■ **Problem details**: Which lines hold the word "органа"? Copy each of them from the material.

■ **Recorded data**:
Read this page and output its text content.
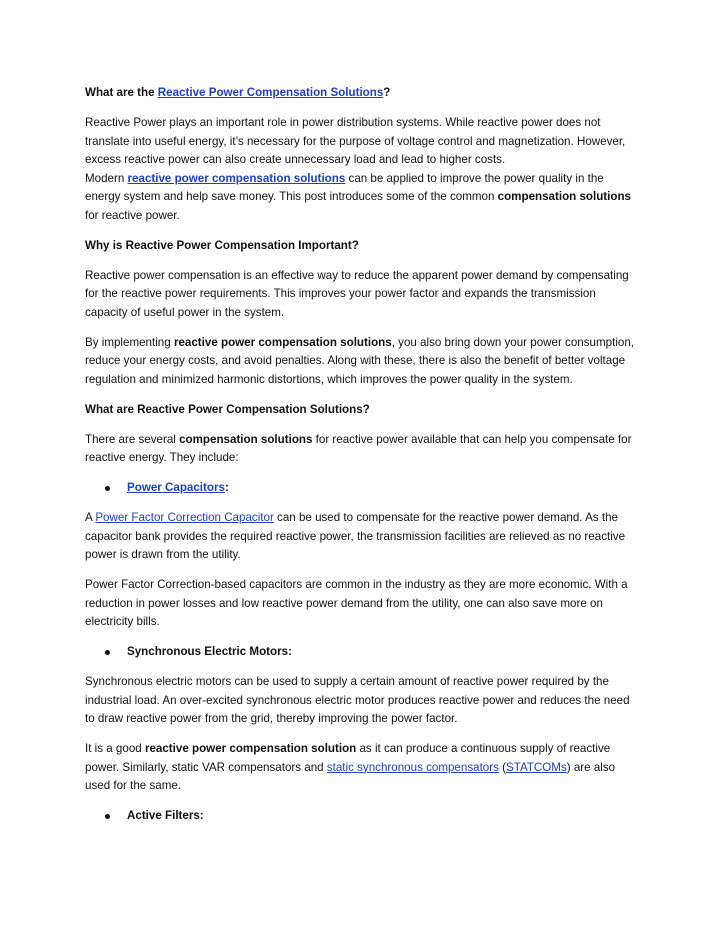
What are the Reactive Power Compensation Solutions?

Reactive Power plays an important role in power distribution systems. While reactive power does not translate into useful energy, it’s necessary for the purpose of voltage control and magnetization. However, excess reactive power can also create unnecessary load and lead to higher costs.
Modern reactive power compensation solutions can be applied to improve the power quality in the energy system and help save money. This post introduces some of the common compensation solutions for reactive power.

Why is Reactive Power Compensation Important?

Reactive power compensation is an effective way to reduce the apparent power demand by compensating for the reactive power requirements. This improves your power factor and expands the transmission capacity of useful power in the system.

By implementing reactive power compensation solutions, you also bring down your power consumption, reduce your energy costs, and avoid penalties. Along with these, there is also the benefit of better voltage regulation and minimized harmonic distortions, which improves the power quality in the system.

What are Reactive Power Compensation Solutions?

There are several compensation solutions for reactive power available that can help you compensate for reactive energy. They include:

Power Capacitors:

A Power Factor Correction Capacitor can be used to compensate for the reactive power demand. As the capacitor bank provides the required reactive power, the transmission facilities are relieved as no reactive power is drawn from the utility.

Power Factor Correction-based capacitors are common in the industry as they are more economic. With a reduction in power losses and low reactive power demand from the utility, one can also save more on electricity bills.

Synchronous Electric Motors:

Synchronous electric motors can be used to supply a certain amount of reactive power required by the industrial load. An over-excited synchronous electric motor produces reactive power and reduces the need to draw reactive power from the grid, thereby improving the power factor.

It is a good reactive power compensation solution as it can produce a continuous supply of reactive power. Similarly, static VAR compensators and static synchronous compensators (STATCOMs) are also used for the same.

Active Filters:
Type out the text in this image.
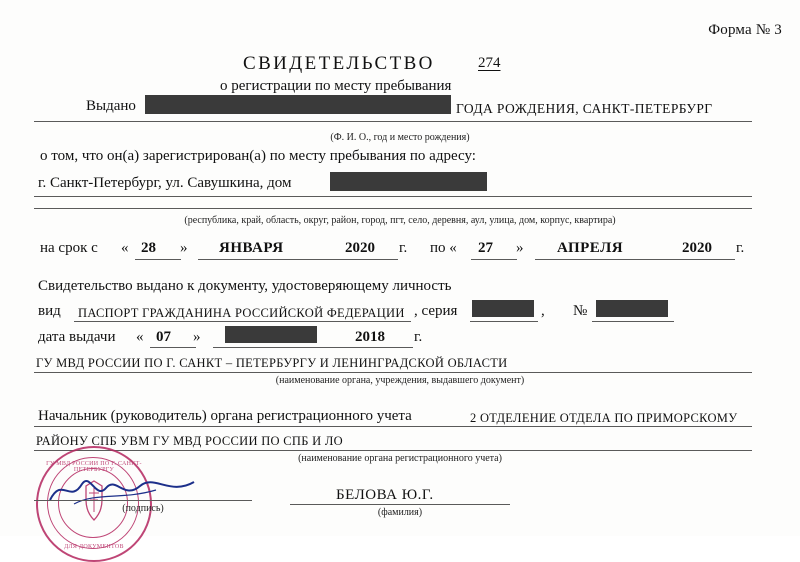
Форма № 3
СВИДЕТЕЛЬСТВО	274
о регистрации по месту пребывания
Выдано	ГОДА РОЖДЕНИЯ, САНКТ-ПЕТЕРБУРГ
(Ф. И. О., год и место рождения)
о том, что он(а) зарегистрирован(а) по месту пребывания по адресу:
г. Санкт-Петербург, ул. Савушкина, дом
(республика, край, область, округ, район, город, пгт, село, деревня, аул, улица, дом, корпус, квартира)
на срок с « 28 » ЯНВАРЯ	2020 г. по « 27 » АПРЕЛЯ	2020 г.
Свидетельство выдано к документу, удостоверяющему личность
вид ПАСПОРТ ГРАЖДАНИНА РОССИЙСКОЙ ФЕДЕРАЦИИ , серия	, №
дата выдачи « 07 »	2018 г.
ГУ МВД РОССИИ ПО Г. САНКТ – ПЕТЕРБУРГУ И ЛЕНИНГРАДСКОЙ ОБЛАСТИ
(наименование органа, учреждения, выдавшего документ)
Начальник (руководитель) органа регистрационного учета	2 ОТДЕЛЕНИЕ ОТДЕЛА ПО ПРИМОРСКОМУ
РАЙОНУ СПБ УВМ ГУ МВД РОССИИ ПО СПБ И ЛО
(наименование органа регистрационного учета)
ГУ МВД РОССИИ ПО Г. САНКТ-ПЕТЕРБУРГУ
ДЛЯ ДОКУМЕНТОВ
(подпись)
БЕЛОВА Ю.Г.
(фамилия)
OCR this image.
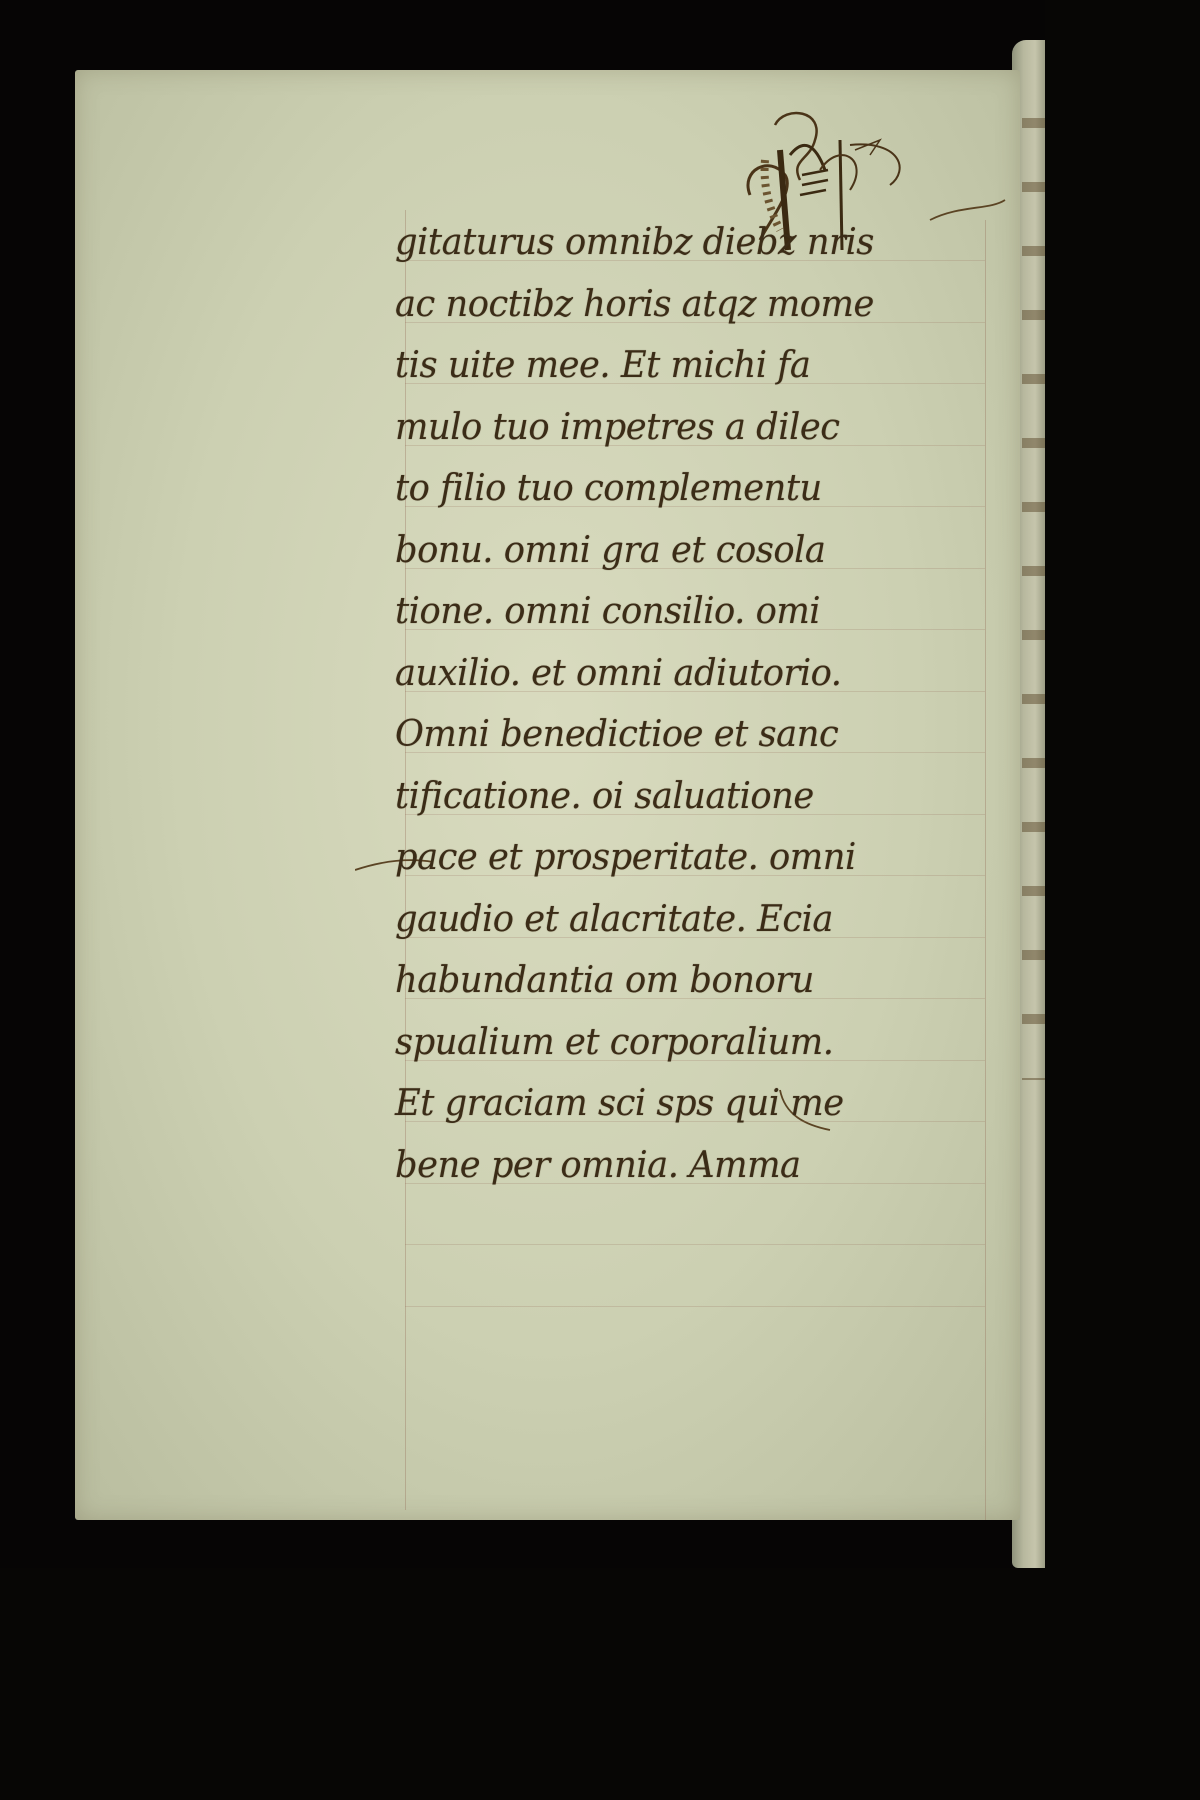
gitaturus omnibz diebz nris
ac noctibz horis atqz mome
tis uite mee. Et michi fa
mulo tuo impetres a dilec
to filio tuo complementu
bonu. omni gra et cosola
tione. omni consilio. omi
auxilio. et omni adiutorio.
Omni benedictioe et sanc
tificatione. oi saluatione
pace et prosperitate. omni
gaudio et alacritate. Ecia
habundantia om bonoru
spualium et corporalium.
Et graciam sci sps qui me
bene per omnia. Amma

■ **Output**:
(наименование органа, учреждения, выдавшего документ)
Начальник (руководитель) органа регистрационного учета	2 ОТДЕЛЕНИЕ ОТДЕЛА ПО ПРИМОРСКОМУ
(наименование органа регистрационного учета)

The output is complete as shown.